## Instructions for the task
Images appear in the records below; leave them out and repeat everything else exactly.

(Recorded data)
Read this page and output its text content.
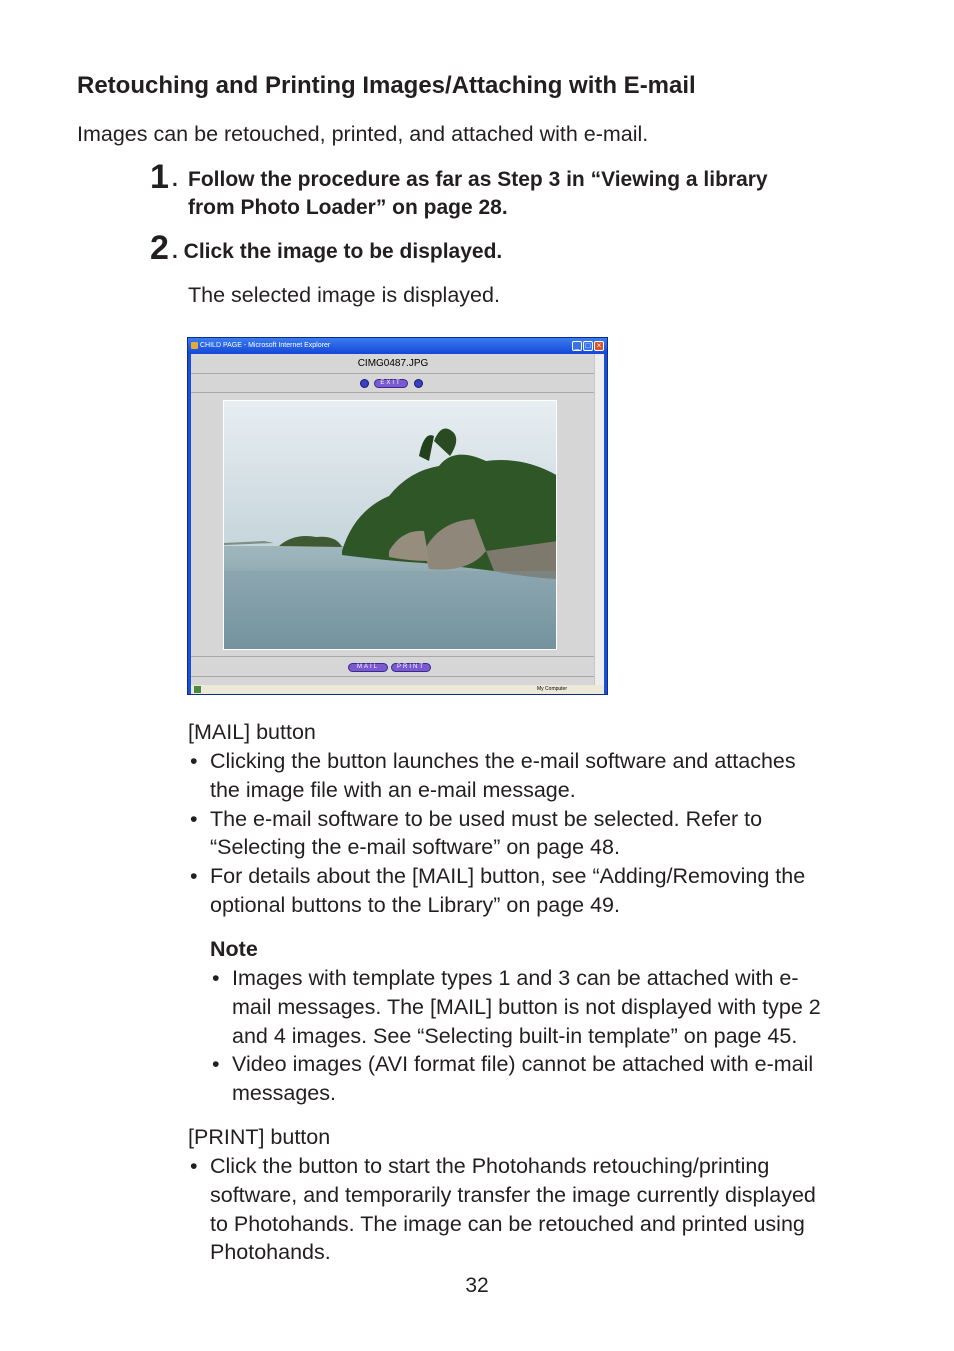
Retouching and Printing Images/Attaching with E-mail
Images can be retouched, printed, and attached with e-mail.
1 . Follow the procedure as far as Step 3 in “Viewing a library
from Photo Loader” on page 28.
2 . Click the image to be displayed.
The selected image is displayed.
CHILD PAGE - Microsoft Internet Explorer	_ □ ×
CIMG0487.JPG
EXIT
MAIL	PRINT
My Computer
[MAIL] button
• Clicking the button launches the e-mail software and attaches
the image file with an e-mail message.
• The e-mail software to be used must be selected. Refer to
“Selecting the e-mail software” on page 48.
• For details about the [MAIL] button, see “Adding/Removing the
optional buttons to the Library” on page 49.
Note
• Images with template types 1 and 3 can be attached with e-
mail messages. The [MAIL] button is not displayed with type 2
and 4 images. See “Selecting built-in template” on page 45.
• Video images (AVI format file) cannot be attached with e-mail
messages.
[PRINT] button
• Click the button to start the Photohands retouching/printing
software, and temporarily transfer the image currently displayed
to Photohands. The image can be retouched and printed using
Photohands.
32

## Complete answer
Read this page and output its text content.
Retouching and Printing Images/Attaching with E-mail
Images can be retouched, printed, and attached with e-mail.
1 . Follow the procedure as far as Step 3 in “Viewing a library
from Photo Loader” on page 28.
2 . Click the image to be displayed.
The selected image is displayed.
CHILD PAGE - Microsoft Internet Explorer	_ □ ×
CIMG0487.JPG
EXIT
MAIL	PRINT
My Computer
[MAIL] button
• Clicking the button launches the e-mail software and attaches
the image file with an e-mail message.
• The e-mail software to be used must be selected. Refer to
“Selecting the e-mail software” on page 48.
• For details about the [MAIL] button, see “Adding/Removing the
optional buttons to the Library” on page 49.
Note
• Images with template types 1 and 3 can be attached with e-
mail messages. The [MAIL] button is not displayed with type 2
and 4 images. See “Selecting built-in template” on page 45.
• Video images (AVI format file) cannot be attached with e-mail
messages.
[PRINT] button
• Click the button to start the Photohands retouching/printing
software, and temporarily transfer the image currently displayed
to Photohands. The image can be retouched and printed using
Photohands.
32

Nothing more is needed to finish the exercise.